- [Exercise prompt]: Set down each record exactly as written.

Excerpts from a dataset
# # # # #

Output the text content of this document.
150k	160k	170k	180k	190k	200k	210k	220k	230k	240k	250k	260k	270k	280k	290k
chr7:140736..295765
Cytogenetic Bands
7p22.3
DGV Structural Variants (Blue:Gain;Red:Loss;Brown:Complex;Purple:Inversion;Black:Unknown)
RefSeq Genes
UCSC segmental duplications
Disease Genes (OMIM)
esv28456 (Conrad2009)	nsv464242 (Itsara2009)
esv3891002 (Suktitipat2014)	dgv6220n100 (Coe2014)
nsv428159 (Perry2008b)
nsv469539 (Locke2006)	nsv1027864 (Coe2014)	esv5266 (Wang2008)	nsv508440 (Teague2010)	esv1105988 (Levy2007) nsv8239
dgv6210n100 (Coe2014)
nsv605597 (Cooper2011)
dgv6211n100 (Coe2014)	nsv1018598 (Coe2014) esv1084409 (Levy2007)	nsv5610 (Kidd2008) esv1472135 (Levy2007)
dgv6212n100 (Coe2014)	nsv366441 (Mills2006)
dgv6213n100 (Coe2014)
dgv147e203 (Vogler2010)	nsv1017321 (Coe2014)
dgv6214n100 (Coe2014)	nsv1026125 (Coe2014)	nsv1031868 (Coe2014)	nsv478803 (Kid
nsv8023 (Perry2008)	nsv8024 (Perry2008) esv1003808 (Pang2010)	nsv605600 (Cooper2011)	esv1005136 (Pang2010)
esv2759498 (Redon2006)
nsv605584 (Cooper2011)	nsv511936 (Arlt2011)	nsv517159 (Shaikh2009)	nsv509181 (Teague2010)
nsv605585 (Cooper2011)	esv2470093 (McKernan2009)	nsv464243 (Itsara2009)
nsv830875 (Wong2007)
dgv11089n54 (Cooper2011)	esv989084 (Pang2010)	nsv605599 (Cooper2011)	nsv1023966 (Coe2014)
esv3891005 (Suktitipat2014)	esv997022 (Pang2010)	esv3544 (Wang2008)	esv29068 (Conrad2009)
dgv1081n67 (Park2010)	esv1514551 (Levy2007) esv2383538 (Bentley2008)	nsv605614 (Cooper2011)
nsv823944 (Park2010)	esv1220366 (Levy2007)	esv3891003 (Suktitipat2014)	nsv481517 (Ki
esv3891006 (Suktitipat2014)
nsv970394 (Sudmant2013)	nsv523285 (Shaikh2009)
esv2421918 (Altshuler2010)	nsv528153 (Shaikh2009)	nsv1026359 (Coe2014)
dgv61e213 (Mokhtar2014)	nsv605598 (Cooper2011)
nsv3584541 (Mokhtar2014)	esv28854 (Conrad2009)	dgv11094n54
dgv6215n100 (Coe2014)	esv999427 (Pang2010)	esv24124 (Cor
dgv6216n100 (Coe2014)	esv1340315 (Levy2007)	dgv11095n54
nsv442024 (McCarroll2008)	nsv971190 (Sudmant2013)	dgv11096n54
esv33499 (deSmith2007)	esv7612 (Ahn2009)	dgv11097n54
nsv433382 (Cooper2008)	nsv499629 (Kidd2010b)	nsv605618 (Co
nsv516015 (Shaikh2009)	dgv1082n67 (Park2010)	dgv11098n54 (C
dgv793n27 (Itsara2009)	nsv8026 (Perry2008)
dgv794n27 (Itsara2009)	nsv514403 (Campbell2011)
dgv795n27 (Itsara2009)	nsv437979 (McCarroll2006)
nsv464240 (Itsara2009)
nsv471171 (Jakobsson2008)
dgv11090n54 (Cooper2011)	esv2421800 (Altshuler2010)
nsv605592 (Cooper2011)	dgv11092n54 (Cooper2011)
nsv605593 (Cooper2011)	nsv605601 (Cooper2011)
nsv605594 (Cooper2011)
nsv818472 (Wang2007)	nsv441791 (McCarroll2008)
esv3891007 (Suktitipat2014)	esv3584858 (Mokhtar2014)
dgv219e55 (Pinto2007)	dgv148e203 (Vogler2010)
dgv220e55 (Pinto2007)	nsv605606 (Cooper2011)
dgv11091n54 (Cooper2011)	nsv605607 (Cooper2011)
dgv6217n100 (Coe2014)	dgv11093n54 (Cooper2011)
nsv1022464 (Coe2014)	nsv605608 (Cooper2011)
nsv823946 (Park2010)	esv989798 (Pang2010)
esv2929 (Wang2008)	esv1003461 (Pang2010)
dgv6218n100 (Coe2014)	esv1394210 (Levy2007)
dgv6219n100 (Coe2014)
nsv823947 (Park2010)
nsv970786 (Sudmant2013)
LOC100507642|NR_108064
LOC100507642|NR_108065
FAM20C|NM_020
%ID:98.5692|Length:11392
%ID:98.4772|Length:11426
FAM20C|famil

# # # # #

- [Result of this task]:
Output the text content of this document.
150k	160k	170k	180k	190k	200k	210k	220k	230k	240k	250k	260k	270k	280k	290k
chr7:140736..295765
Cytogenetic Bands
7p22.3
DGV Structural Variants (Blue:Gain;Red:Loss;Brown:Complex;Purple:Inversion;Black:Unknown)
RefSeq Genes
UCSC segmental duplications
Disease Genes (OMIM)
esv28456 (Conrad2009)	nsv464242 (Itsara2009)
esv3891002 (Suktitipat2014)	dgv6220n100 (Coe2014)
nsv428159 (Perry2008b)
nsv469539 (Locke2006)	nsv1027864 (Coe2014)	esv5266 (Wang2008)	nsv508440 (Teague2010)	esv1105988 (Levy2007) nsv8239
dgv6210n100 (Coe2014)
nsv605597 (Cooper2011)
dgv6211n100 (Coe2014)	nsv1018598 (Coe2014) esv1084409 (Levy2007)	nsv5610 (Kidd2008) esv1472135 (Levy2007)
dgv6212n100 (Coe2014)	nsv366441 (Mills2006)
dgv6213n100 (Coe2014)
dgv147e203 (Vogler2010)	nsv1017321 (Coe2014)
dgv6214n100 (Coe2014)	nsv1026125 (Coe2014)	nsv1031868 (Coe2014)	nsv478803 (Kid
nsv8023 (Perry2008)	nsv8024 (Perry2008) esv1003808 (Pang2010)	nsv605600 (Cooper2011)	esv1005136 (Pang2010)
esv2759498 (Redon2006)
nsv605584 (Cooper2011)	nsv511936 (Arlt2011)	nsv517159 (Shaikh2009)	nsv509181 (Teague2010)
nsv605585 (Cooper2011)	esv2470093 (McKernan2009)	nsv464243 (Itsara2009)
nsv830875 (Wong2007)
dgv11089n54 (Cooper2011)	esv989084 (Pang2010)	nsv605599 (Cooper2011)	nsv1023966 (Coe2014)
esv3891005 (Suktitipat2014)	esv997022 (Pang2010)	esv3544 (Wang2008)	esv29068 (Conrad2009)
dgv1081n67 (Park2010)	esv1514551 (Levy2007) esv2383538 (Bentley2008)	nsv605614 (Cooper2011)
nsv823944 (Park2010)	esv1220366 (Levy2007)	esv3891003 (Suktitipat2014)	nsv481517 (Ki
esv3891006 (Suktitipat2014)
nsv970394 (Sudmant2013)	nsv523285 (Shaikh2009)
esv2421918 (Altshuler2010)	nsv528153 (Shaikh2009)	nsv1026359 (Coe2014)
dgv61e213 (Mokhtar2014)	nsv605598 (Cooper2011)
nsv3584541 (Mokhtar2014)	esv28854 (Conrad2009)	dgv11094n54
dgv6215n100 (Coe2014)	esv999427 (Pang2010)	esv24124 (Cor
dgv6216n100 (Coe2014)	esv1340315 (Levy2007)	dgv11095n54
nsv442024 (McCarroll2008)	nsv971190 (Sudmant2013)	dgv11096n54
esv33499 (deSmith2007)	esv7612 (Ahn2009)	dgv11097n54
nsv433382 (Cooper2008)	nsv499629 (Kidd2010b)	nsv605618 (Co
nsv516015 (Shaikh2009)	dgv1082n67 (Park2010)	dgv11098n54 (C
dgv793n27 (Itsara2009)	nsv8026 (Perry2008)
dgv794n27 (Itsara2009)	nsv514403 (Campbell2011)
dgv795n27 (Itsara2009)	nsv437979 (McCarroll2006)
nsv464240 (Itsara2009)
nsv471171 (Jakobsson2008)
dgv11090n54 (Cooper2011)	esv2421800 (Altshuler2010)
nsv605592 (Cooper2011)	dgv11092n54 (Cooper2011)
nsv605593 (Cooper2011)	nsv605601 (Cooper2011)
nsv605594 (Cooper2011)
nsv818472 (Wang2007)	nsv441791 (McCarroll2008)
esv3891007 (Suktitipat2014)	esv3584858 (Mokhtar2014)
dgv219e55 (Pinto2007)	dgv148e203 (Vogler2010)
dgv220e55 (Pinto2007)	nsv605606 (Cooper2011)
dgv11091n54 (Cooper2011)	nsv605607 (Cooper2011)
dgv6217n100 (Coe2014)	dgv11093n54 (Cooper2011)
nsv1022464 (Coe2014)	nsv605608 (Cooper2011)
nsv823946 (Park2010)	esv989798 (Pang2010)
esv2929 (Wang2008)	esv1003461 (Pang2010)
dgv6218n100 (Coe2014)	esv1394210 (Levy2007)
dgv6219n100 (Coe2014)
nsv823947 (Park2010)
nsv970786 (Sudmant2013)
LOC100507642|NR_108064
LOC100507642|NR_108065
FAM20C|NM_020
%ID:98.5692|Length:11392
%ID:98.4772|Length:11426
FAM20C|famil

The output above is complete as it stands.